■ Goal:
From the entries below, copy out every line with "header" in it.

■ Provided data:
┄┄┄┄┄┄┄┄┄┄┄┄┄┄┄┄┄┄┄┄
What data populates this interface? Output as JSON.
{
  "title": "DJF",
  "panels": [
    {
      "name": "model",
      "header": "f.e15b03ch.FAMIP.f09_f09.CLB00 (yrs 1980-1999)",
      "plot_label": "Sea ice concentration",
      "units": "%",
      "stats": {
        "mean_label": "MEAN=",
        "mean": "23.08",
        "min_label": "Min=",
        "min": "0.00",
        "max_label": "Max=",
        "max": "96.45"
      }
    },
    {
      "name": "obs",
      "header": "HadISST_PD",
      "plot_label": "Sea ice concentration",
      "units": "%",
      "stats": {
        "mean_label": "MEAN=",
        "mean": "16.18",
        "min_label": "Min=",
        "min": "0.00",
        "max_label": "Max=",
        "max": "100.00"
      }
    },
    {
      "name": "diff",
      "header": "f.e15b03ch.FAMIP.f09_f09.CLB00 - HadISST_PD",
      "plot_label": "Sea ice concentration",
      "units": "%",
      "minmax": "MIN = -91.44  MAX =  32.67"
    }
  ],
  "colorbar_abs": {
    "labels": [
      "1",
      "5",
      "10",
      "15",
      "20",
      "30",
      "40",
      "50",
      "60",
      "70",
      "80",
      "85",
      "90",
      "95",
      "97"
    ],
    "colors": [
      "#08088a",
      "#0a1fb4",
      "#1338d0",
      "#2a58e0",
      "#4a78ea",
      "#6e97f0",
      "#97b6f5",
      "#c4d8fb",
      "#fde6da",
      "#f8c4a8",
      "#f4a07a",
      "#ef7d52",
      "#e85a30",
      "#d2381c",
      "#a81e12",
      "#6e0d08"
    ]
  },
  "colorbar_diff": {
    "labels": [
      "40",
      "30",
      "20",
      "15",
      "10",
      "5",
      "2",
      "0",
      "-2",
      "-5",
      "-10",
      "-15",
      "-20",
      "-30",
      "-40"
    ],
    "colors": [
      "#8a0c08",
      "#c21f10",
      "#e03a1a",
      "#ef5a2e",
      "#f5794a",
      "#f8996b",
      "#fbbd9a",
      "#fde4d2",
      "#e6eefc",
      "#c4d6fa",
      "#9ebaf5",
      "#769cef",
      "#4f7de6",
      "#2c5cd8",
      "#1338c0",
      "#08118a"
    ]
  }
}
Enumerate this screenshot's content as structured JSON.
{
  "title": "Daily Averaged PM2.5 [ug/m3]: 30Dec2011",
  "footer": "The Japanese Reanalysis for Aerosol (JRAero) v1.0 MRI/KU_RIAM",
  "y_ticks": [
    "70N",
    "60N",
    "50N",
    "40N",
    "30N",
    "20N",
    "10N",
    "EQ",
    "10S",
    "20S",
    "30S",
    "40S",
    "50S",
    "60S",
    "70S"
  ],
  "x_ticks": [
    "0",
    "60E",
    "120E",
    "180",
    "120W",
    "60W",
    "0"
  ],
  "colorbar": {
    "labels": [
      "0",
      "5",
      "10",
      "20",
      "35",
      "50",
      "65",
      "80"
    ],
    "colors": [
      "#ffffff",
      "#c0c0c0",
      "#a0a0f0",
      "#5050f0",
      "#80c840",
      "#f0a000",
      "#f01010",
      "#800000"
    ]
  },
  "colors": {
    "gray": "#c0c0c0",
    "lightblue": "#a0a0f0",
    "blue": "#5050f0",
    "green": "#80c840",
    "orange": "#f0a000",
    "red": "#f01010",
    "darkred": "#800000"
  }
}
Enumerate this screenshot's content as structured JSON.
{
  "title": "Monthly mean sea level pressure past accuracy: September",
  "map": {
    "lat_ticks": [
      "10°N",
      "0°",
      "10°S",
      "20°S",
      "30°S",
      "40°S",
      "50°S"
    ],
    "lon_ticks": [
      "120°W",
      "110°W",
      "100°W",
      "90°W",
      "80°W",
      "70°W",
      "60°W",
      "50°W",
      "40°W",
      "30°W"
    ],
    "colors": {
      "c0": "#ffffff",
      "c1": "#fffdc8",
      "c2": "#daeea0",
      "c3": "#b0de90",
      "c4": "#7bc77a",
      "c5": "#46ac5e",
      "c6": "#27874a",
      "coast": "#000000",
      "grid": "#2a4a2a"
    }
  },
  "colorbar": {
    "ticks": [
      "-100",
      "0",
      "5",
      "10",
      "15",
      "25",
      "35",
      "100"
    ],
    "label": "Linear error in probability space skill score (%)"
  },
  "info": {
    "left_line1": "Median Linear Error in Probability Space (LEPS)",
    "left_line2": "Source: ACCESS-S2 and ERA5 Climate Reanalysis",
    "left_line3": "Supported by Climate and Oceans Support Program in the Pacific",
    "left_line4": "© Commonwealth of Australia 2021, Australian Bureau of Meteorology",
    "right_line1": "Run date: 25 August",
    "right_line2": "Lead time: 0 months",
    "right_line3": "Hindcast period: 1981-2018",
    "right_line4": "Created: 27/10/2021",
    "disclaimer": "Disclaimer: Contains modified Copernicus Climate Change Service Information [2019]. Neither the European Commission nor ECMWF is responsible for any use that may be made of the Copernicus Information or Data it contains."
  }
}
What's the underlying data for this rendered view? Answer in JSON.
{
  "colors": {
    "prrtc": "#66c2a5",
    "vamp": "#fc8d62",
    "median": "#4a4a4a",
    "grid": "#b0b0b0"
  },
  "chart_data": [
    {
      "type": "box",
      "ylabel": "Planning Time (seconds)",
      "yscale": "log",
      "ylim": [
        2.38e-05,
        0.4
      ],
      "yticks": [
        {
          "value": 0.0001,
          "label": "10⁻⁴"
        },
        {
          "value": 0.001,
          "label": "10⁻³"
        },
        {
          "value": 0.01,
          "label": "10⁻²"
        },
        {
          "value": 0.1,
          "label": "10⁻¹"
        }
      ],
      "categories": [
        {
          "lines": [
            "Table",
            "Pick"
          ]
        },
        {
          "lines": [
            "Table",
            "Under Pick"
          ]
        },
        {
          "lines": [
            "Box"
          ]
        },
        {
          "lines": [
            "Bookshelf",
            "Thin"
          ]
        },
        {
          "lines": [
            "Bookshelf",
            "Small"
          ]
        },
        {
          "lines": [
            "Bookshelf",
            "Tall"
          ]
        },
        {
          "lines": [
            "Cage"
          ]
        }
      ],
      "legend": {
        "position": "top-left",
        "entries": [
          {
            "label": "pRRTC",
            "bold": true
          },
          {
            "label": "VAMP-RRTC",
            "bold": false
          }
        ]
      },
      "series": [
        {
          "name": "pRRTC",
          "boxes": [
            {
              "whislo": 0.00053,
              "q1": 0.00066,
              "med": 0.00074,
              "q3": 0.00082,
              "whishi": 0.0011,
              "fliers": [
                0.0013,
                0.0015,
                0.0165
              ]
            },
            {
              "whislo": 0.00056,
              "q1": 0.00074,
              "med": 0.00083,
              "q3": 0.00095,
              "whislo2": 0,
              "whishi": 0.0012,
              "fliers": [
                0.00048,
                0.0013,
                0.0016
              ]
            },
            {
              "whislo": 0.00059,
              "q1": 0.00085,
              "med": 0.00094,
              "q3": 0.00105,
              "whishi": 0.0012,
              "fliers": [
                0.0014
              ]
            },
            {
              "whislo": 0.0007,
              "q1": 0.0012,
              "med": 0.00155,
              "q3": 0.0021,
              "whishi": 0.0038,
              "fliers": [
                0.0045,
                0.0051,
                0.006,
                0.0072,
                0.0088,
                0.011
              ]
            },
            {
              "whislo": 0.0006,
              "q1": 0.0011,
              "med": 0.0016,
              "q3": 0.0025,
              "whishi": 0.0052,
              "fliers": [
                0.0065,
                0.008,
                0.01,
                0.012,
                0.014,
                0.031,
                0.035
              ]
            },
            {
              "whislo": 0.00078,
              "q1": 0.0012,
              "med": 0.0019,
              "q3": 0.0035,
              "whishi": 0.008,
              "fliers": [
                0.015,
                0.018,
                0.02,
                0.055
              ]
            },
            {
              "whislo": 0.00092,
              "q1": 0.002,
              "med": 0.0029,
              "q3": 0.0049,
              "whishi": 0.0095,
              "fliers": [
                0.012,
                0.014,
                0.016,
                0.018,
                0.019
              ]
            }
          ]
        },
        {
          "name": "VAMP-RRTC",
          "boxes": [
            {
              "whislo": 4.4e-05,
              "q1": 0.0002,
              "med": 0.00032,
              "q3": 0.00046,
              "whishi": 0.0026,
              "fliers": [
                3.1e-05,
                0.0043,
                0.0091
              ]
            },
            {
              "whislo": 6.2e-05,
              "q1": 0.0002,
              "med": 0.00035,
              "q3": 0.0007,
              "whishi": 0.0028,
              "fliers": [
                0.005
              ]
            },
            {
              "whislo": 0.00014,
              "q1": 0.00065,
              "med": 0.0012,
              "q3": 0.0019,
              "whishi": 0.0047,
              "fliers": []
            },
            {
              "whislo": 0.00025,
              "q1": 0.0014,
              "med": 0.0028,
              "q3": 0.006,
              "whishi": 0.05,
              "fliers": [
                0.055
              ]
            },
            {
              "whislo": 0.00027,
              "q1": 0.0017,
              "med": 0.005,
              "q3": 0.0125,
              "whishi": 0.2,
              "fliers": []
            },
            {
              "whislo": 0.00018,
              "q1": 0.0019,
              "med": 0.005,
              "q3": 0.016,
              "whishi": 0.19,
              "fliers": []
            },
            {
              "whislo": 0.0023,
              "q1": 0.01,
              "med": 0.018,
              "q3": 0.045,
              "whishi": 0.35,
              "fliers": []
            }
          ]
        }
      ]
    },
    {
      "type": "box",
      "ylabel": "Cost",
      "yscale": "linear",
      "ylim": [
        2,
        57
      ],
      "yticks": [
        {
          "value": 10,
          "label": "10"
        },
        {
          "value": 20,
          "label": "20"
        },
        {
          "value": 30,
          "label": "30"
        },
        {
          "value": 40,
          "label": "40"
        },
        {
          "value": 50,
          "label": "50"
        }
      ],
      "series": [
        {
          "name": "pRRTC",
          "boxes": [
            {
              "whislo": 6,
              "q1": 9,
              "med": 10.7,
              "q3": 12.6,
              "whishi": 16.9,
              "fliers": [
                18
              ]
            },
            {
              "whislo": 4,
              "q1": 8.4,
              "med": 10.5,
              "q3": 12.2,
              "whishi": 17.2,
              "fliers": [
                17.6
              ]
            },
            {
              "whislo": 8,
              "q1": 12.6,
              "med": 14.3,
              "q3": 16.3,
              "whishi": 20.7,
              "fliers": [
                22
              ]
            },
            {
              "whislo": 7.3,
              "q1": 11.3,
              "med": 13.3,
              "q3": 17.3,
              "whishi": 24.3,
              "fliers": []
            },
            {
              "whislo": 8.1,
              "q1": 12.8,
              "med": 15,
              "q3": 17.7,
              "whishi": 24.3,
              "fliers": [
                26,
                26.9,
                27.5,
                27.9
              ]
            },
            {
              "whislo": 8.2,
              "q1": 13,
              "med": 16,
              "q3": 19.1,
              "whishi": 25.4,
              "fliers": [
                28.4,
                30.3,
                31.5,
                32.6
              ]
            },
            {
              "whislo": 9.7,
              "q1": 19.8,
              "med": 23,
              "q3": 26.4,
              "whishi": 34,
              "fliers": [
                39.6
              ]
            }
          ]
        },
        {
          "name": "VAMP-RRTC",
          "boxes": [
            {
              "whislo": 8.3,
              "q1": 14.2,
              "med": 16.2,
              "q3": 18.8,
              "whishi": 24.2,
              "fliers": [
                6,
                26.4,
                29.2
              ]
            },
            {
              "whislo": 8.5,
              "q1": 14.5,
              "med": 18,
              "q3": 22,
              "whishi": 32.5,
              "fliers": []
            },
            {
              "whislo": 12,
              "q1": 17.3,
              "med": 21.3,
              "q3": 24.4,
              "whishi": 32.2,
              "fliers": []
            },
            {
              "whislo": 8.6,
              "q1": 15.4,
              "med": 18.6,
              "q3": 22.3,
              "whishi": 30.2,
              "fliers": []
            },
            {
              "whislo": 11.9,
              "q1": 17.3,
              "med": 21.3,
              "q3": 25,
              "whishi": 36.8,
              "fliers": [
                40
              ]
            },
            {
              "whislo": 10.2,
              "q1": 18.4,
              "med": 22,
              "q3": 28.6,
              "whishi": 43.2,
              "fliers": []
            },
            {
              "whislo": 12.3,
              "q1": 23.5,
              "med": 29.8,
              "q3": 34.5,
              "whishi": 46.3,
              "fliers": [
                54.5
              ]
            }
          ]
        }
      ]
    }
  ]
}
┄┄┄┄┄┄┄┄┄┄┄┄┄┄┄┄┄┄┄┄
■ Result of this exercise:
      "header": "f.e15b03ch.FAMIP.f09_f09.CLB00 (yrs 1980-1999)",
      "header": "HadISST_PD",
      "header": "f.e15b03ch.FAMIP.f09_f09.CLB00 - HadISST_PD",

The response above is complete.